Problem >> Reproduce the records from their first line through the line containing "cell-description: [Axe/Atk:25][Crit Up/Acc". Replace "Null Shield" with "Shield Break" and leave everything else unchanged, giving only those lines.

····················

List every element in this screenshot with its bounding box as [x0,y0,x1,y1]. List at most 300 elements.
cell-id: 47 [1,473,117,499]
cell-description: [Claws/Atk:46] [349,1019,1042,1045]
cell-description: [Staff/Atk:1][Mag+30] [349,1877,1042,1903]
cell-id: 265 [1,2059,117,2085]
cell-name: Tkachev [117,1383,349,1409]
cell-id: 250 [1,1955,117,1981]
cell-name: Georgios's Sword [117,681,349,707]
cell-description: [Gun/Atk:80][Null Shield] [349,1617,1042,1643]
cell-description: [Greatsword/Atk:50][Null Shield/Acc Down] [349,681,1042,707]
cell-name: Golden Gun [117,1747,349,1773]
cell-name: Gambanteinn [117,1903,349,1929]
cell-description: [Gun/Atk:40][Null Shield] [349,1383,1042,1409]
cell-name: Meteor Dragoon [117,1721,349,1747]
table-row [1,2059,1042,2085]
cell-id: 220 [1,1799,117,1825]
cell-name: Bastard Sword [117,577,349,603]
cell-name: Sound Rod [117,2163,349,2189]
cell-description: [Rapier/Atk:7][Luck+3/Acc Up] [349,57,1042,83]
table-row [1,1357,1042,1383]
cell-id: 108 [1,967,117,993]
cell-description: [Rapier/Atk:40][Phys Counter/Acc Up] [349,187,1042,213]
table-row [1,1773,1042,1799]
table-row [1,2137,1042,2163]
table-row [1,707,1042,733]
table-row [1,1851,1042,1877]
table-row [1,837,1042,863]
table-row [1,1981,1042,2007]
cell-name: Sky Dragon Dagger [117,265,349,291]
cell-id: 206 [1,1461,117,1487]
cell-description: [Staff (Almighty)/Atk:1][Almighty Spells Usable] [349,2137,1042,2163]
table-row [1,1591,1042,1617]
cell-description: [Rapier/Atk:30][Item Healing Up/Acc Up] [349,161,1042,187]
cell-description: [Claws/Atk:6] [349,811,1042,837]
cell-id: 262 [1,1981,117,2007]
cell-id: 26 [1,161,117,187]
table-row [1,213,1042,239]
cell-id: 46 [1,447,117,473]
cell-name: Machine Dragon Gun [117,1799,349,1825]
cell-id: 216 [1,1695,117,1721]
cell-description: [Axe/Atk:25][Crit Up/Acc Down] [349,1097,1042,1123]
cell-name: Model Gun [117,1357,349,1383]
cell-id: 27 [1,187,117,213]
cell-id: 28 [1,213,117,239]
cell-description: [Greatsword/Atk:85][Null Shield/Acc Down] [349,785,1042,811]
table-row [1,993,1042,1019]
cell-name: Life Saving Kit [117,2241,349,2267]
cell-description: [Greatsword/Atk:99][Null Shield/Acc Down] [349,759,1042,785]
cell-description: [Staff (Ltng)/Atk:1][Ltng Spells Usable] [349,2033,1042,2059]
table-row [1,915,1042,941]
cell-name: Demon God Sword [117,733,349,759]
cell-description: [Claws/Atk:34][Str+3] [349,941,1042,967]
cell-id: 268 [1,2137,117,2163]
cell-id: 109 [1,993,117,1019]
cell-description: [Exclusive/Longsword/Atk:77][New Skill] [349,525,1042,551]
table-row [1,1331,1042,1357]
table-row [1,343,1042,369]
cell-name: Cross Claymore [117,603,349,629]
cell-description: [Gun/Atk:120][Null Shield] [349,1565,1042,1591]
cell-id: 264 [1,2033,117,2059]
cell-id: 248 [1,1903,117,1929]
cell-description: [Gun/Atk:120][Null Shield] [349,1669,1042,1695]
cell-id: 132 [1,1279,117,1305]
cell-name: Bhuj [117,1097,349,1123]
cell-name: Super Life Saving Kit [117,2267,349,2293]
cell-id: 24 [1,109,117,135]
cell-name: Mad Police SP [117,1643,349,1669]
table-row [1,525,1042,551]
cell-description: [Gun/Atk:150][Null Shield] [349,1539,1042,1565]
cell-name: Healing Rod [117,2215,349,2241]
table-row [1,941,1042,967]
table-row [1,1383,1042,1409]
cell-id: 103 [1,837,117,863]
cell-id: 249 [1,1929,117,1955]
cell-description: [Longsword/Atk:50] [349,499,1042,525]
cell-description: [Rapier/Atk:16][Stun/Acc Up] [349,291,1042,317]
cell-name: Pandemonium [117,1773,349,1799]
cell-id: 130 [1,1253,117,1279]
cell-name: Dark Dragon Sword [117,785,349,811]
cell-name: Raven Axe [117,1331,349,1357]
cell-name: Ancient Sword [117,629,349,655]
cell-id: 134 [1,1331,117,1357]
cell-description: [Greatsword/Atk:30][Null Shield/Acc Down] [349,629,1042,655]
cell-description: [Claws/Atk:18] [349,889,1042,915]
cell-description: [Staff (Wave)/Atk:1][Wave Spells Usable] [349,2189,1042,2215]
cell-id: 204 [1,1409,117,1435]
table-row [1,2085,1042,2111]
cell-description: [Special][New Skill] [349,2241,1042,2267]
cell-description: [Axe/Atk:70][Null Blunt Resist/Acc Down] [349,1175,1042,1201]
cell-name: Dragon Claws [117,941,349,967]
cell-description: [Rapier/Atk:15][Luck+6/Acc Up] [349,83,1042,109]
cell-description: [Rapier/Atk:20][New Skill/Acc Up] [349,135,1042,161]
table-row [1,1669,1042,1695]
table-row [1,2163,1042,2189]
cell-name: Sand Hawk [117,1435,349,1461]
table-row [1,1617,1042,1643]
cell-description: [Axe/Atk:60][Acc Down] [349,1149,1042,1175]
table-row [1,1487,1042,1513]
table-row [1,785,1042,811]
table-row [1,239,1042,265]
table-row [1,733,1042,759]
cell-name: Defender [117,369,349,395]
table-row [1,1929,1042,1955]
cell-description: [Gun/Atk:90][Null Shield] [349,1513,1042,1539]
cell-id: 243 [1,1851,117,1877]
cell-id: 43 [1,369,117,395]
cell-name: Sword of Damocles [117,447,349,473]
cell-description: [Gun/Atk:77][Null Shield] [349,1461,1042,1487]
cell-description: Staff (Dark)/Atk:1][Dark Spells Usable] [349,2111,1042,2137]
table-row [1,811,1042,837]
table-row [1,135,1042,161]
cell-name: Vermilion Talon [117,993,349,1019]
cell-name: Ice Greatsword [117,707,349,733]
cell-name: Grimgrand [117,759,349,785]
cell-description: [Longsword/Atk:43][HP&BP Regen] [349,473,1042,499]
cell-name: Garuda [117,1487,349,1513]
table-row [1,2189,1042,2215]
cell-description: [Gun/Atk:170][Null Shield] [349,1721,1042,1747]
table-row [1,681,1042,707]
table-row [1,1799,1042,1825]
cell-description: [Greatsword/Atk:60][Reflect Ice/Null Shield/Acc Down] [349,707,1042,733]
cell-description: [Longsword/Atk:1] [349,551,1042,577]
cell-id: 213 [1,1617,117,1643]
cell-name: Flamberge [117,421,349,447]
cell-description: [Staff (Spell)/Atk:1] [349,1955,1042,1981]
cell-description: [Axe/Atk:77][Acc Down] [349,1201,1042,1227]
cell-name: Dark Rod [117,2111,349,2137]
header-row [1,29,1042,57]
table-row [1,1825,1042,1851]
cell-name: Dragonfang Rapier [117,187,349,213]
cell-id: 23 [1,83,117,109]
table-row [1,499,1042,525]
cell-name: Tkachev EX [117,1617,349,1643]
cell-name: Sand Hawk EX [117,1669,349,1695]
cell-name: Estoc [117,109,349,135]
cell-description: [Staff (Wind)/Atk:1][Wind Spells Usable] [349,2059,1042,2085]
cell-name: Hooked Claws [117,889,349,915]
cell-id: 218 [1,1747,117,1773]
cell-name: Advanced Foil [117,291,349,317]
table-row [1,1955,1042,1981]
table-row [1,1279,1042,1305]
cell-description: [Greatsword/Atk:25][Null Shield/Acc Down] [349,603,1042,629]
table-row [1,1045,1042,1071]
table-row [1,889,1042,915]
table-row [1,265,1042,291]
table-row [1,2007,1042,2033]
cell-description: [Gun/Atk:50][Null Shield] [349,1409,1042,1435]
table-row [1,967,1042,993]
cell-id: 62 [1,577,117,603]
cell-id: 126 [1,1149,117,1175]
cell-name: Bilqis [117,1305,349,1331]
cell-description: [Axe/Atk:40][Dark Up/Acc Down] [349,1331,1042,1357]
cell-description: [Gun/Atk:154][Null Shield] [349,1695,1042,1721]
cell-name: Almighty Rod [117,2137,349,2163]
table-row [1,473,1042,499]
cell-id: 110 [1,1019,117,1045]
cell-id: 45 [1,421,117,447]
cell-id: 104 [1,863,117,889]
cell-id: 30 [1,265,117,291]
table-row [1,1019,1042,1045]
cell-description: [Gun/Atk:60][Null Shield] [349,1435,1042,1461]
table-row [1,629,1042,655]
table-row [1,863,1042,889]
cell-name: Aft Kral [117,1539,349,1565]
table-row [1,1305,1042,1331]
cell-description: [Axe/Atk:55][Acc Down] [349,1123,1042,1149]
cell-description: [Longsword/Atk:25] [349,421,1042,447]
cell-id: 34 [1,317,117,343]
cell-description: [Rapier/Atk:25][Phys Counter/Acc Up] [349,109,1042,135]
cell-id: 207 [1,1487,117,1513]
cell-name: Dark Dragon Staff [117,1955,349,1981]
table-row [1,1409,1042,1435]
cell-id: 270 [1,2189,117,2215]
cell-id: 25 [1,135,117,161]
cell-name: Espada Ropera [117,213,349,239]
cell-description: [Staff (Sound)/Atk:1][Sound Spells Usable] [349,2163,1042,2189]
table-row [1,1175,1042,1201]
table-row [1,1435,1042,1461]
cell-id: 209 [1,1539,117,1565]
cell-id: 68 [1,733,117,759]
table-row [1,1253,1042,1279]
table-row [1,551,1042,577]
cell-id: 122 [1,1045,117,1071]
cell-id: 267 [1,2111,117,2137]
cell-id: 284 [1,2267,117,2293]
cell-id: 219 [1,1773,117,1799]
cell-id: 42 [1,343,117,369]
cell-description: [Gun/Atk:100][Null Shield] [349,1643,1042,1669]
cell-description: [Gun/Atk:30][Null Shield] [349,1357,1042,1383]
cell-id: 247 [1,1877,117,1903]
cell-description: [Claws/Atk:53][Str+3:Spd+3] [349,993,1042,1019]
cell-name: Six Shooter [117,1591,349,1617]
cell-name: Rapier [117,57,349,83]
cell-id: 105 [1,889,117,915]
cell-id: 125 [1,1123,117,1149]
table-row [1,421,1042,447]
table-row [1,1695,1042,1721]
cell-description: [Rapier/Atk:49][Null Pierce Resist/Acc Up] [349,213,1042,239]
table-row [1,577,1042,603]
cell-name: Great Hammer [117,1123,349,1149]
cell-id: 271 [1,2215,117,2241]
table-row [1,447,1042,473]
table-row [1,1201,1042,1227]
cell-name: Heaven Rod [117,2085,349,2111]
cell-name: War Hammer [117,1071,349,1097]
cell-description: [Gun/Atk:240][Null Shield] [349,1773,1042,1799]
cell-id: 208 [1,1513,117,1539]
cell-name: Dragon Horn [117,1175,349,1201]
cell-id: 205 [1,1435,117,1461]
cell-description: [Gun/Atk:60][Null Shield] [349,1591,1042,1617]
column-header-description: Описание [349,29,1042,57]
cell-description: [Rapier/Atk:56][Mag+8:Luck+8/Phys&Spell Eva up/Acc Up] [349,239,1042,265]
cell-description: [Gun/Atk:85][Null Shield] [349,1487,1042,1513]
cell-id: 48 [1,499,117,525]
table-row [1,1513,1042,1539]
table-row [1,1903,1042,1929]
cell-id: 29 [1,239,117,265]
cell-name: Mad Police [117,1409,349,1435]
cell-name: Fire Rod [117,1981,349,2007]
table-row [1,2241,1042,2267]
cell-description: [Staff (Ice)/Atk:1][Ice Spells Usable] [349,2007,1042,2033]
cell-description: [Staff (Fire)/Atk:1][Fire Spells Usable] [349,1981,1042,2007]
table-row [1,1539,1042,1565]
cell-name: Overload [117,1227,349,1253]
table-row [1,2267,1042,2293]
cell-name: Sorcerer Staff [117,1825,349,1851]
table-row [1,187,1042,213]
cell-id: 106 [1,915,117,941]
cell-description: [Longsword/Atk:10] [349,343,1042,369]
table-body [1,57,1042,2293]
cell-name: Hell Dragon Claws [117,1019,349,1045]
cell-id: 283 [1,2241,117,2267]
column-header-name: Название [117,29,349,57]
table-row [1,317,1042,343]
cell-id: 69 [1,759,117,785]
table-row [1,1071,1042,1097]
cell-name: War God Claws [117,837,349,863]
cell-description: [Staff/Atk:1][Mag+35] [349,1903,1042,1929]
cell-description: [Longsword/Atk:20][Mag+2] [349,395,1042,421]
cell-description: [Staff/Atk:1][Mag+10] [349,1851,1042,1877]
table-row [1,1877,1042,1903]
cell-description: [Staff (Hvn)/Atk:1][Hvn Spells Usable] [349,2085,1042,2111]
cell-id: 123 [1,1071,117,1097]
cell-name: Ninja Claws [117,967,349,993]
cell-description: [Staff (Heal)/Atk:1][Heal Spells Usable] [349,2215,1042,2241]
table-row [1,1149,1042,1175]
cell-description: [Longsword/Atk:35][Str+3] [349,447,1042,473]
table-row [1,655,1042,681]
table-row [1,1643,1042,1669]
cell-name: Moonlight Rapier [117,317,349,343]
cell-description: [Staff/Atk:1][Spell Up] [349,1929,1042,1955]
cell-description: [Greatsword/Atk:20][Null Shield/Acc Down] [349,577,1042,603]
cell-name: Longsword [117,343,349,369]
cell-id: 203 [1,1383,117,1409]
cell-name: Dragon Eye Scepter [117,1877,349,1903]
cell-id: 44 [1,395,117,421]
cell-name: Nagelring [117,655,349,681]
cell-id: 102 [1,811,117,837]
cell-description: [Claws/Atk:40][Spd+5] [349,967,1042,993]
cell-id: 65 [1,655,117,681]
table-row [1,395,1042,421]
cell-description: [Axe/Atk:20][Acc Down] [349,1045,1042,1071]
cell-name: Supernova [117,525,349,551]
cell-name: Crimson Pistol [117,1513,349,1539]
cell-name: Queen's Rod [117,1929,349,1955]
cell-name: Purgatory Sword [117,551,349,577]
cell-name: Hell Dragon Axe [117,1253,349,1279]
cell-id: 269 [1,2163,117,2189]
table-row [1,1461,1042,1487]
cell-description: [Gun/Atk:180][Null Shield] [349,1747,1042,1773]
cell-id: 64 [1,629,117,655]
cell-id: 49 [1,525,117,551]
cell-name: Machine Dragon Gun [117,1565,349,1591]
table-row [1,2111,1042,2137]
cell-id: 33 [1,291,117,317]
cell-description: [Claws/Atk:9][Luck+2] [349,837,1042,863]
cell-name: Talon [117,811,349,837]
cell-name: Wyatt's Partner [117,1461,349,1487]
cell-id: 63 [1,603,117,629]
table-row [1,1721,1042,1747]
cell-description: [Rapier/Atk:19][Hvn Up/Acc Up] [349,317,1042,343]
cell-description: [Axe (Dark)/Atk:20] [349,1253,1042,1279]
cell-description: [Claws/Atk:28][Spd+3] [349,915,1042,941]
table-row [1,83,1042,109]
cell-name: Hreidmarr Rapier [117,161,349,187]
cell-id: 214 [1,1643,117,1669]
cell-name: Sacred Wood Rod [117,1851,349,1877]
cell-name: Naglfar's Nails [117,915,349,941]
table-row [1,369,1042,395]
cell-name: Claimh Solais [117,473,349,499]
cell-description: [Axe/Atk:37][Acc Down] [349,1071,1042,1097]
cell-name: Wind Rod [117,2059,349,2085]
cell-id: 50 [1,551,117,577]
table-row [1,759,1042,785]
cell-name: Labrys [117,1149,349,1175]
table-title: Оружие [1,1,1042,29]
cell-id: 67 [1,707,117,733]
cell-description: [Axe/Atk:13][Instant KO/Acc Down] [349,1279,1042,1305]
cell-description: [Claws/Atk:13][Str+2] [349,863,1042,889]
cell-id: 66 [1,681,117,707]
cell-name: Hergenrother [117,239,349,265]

····················

Result of the task >>
List every element in this screenshot with its bounding box as [x0,y0,x1,y1]. List at most 300 elements.
cell-id: 47 [1,473,117,499]
cell-description: [Claws/Atk:46] [349,1019,1042,1045]
cell-description: [Staff/Atk:1][Mag+30] [349,1877,1042,1903]
cell-id: 265 [1,2059,117,2085]
cell-name: Tkachev [117,1383,349,1409]
cell-id: 250 [1,1955,117,1981]
cell-name: Georgios's Sword [117,681,349,707]
cell-description: [Gun/Atk:80][Shield Break] [349,1617,1042,1643]
cell-description: [Greatsword/Atk:50][Shield Break/Acc Down] [349,681,1042,707]
cell-name: Golden Gun [117,1747,349,1773]
cell-name: Gambanteinn [117,1903,349,1929]
cell-description: [Gun/Atk:40][Shield Break] [349,1383,1042,1409]
cell-name: Meteor Dragoon [117,1721,349,1747]
table-row [1,2059,1042,2085]
cell-id: 220 [1,1799,117,1825]
cell-name: Bastard Sword [117,577,349,603]
cell-name: Sound Rod [117,2163,349,2189]
cell-description: [Rapier/Atk:7][Luck+3/Acc Up] [349,57,1042,83]
table-row [1,1357,1042,1383]
cell-id: 108 [1,967,117,993]
cell-description: [Rapier/Atk:40][Phys Counter/Acc Up] [349,187,1042,213]
table-row [1,1773,1042,1799]
table-row [1,2137,1042,2163]
table-row [1,707,1042,733]
table-row [1,1851,1042,1877]
table-row [1,837,1042,863]
table-row [1,1981,1042,2007]
cell-name: Sky Dragon Dagger [117,265,349,291]
cell-id: 206 [1,1461,117,1487]
cell-description: [Staff (Almighty)/Atk:1][Almighty Spells Usable] [349,2137,1042,2163]
table-row [1,1591,1042,1617]
cell-description: [Rapier/Atk:30][Item Healing Up/Acc Up] [349,161,1042,187]
cell-description: [Claws/Atk:6] [349,811,1042,837]
cell-id: 262 [1,1981,117,2007]
cell-id: 26 [1,161,117,187]
table-row [1,213,1042,239]
cell-id: 46 [1,447,117,473]
cell-name: Machine Dragon Gun [117,1799,349,1825]
cell-id: 216 [1,1695,117,1721]
cell-description: [Axe/Atk:25][Crit Up/Acc Down] [349,1097,1042,1123]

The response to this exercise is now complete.